§ Given records

------------------------------

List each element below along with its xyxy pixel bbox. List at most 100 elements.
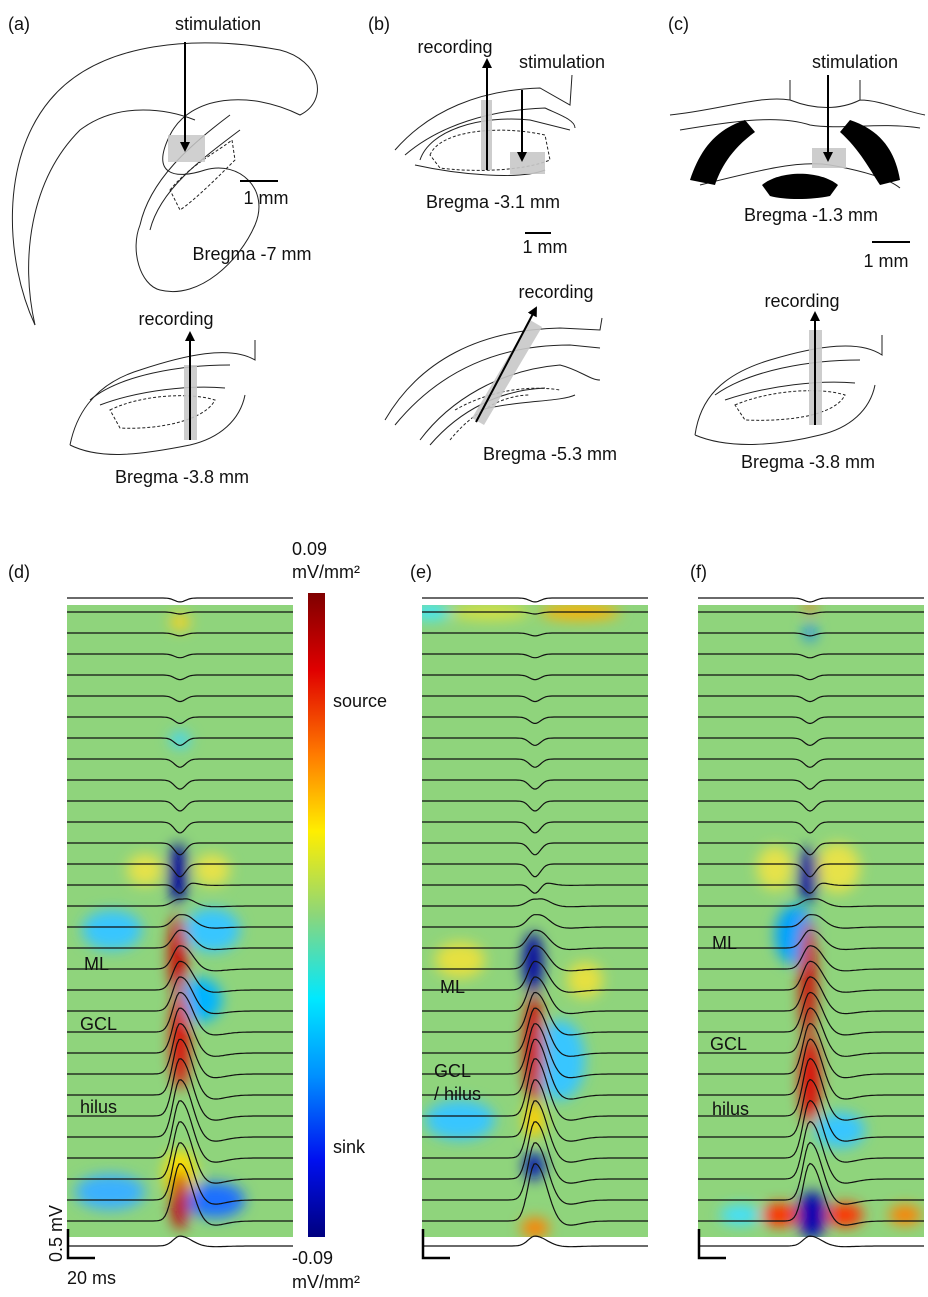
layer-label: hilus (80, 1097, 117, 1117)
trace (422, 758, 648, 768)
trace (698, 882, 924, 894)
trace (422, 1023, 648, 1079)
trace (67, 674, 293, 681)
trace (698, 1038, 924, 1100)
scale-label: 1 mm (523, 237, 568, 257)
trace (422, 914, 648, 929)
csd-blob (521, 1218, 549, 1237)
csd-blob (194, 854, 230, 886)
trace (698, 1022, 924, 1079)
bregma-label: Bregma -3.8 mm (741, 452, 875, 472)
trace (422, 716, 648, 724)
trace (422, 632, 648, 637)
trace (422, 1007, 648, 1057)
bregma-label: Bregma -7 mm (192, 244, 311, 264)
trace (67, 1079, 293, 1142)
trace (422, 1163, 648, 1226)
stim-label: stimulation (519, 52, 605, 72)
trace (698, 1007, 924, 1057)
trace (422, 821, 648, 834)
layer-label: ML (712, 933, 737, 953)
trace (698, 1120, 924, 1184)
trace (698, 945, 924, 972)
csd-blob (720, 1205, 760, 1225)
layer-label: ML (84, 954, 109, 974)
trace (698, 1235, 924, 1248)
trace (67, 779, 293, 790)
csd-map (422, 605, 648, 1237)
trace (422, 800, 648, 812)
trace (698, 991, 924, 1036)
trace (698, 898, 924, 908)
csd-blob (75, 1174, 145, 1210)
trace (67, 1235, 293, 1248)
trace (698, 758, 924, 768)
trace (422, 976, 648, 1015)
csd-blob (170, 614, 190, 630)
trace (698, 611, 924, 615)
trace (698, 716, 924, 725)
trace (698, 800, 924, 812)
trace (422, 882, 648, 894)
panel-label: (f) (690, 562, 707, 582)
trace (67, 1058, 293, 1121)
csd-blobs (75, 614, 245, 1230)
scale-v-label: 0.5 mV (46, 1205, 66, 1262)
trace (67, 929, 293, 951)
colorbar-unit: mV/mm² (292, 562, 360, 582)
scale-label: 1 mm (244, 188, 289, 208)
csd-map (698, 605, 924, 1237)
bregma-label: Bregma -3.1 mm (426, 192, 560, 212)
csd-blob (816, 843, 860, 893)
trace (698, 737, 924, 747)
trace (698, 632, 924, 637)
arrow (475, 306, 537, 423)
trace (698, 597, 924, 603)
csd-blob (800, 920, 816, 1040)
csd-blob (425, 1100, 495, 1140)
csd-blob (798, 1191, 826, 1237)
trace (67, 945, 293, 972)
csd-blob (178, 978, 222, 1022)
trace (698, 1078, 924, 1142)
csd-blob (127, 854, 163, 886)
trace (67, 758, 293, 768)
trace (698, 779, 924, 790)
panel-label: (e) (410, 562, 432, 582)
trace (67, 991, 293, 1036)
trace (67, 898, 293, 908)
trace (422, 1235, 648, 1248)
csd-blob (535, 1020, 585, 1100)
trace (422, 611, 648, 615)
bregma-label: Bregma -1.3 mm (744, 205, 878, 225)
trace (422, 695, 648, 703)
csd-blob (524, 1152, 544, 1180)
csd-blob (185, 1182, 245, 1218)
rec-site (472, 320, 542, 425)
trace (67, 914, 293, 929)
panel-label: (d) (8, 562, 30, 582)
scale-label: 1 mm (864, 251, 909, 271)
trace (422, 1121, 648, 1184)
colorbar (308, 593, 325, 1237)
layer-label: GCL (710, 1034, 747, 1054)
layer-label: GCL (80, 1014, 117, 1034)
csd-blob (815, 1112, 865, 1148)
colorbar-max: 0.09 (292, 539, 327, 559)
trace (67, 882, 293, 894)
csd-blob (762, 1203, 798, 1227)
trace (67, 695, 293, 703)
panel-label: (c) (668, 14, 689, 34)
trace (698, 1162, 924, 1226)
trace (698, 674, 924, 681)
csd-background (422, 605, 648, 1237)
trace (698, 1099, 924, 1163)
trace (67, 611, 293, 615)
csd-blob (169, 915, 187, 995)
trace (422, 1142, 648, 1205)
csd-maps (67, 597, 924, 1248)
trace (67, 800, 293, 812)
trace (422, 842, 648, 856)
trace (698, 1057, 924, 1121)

------------------------------

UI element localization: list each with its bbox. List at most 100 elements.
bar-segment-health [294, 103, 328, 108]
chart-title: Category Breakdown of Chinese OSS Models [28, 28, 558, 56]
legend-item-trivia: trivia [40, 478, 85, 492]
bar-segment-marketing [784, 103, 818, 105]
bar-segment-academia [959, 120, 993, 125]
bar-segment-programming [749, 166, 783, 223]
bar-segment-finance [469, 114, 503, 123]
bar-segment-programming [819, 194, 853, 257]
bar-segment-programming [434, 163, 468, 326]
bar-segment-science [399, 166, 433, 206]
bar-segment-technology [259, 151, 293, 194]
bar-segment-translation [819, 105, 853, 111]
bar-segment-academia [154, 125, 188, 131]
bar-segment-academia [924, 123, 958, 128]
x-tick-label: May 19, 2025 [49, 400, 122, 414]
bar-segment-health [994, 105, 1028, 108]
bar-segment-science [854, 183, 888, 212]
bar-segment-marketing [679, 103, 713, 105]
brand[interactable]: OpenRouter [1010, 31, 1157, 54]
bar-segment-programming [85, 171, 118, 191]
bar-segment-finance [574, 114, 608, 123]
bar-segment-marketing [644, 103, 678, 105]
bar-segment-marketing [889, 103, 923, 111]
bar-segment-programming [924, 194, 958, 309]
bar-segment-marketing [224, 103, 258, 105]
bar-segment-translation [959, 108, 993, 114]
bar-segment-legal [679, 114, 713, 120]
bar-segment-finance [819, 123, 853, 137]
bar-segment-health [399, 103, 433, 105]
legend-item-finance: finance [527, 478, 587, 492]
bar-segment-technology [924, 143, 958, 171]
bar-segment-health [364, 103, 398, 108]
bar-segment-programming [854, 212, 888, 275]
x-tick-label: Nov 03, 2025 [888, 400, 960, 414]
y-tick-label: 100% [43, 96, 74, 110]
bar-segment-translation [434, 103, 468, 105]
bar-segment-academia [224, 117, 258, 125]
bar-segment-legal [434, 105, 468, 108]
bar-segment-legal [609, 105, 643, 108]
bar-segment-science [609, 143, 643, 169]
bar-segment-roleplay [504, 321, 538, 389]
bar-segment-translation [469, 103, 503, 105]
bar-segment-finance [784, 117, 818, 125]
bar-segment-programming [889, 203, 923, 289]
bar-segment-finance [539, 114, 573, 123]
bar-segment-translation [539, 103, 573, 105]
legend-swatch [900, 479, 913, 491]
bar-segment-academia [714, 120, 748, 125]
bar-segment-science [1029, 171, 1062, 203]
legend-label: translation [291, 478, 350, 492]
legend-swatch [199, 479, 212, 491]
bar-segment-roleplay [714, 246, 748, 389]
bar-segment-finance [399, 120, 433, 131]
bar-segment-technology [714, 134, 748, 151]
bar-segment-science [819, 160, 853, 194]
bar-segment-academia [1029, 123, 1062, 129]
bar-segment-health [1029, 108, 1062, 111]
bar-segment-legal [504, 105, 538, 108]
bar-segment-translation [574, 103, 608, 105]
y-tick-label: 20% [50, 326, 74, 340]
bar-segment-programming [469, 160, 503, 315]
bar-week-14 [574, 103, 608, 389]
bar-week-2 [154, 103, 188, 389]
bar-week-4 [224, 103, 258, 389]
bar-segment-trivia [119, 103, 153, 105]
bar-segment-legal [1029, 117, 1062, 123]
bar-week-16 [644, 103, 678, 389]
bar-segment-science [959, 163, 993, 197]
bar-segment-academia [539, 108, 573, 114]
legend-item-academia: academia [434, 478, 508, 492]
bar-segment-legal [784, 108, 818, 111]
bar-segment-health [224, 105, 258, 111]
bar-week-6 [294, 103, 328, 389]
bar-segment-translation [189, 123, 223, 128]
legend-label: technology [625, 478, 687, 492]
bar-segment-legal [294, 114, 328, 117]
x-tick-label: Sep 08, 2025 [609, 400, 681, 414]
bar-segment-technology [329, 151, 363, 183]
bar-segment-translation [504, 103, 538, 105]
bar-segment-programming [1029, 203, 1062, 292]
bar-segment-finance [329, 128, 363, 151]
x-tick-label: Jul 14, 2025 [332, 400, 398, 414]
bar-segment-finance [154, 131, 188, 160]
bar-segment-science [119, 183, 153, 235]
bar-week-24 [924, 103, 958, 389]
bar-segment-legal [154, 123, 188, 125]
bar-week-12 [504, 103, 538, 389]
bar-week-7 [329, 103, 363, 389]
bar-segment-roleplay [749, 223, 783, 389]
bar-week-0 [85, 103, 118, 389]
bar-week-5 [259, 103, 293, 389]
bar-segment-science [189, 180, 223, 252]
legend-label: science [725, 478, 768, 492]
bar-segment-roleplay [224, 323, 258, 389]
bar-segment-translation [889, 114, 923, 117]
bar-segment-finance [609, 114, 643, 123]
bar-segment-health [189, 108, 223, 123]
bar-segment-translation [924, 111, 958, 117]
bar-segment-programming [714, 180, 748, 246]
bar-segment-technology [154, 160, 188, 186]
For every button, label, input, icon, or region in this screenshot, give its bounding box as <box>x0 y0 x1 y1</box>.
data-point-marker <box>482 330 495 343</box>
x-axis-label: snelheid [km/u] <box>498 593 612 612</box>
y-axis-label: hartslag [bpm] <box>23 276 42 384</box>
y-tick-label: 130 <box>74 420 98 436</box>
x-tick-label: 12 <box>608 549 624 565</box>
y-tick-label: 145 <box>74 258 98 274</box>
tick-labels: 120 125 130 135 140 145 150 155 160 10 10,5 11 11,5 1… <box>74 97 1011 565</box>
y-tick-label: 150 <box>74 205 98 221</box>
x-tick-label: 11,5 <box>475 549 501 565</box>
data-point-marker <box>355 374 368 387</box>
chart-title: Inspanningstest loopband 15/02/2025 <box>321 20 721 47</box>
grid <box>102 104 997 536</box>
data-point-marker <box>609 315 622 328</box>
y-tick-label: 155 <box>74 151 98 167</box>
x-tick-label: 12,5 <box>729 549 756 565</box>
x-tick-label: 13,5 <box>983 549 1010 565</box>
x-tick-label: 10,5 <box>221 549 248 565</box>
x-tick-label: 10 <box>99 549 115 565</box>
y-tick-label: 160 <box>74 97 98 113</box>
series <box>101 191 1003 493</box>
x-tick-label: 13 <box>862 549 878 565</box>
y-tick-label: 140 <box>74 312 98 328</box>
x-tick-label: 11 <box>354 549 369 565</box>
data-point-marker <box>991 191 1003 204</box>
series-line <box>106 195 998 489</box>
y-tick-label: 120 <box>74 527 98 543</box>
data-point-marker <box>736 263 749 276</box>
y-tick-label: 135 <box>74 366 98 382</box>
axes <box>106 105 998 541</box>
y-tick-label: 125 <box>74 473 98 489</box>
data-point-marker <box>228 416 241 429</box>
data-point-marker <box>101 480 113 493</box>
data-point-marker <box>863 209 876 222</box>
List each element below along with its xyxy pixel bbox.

------------------------------

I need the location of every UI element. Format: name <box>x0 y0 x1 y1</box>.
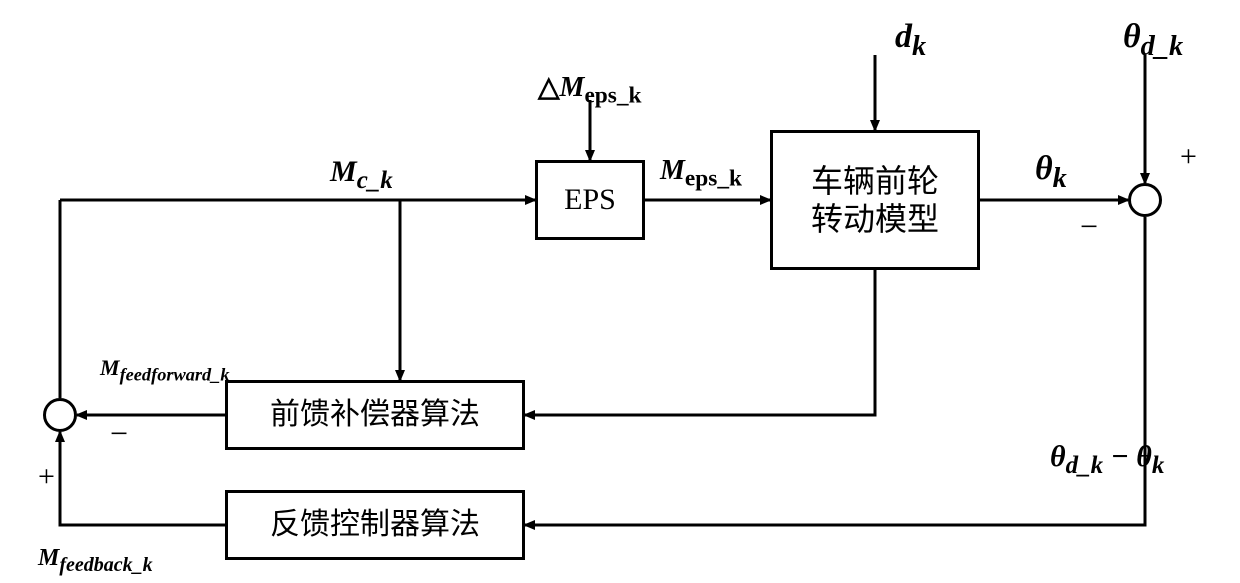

------------------------------

Rewrite the items from the line containing "List each element below along with its xyxy pixel bbox. List" through the line containing "trace (422, 821, 648, 834)" as a JSON list of strings, one string per line, skipping blank lines and leaving out the pictures.

§ Task solution
[
  "List each element below along with its xyxy pixel bbox. List at most 100 elements.",
  "layer-label: hilus (80, 1097, 117, 1117)",
  "trace (422, 758, 648, 768)",
  "trace (698, 882, 924, 894)",
  "trace (422, 1023, 648, 1079)",
  "trace (67, 674, 293, 681)",
  "trace (698, 1038, 924, 1100)",
  "scale-label: 1 mm (523, 237, 568, 257)",
  "trace (422, 914, 648, 929)",
  "csd-blob (521, 1218, 549, 1237)",
  "csd-blob (194, 854, 230, 886)",
  "trace (698, 1022, 924, 1079)",
  "bregma-label: Bregma -3.8 mm (741, 452, 875, 472)",
  "trace (422, 716, 648, 724)",
  "trace (422, 632, 648, 637)",
  "trace (422, 1007, 648, 1057)",
  "bregma-label: Bregma -7 mm (192, 244, 311, 264)",
  "trace (67, 1079, 293, 1142)",
  "trace (422, 1163, 648, 1226)",
  "stim-label: stimulation (519, 52, 605, 72)",
  "trace (698, 1007, 924, 1057)",
  "trace (422, 821, 648, 834)"
]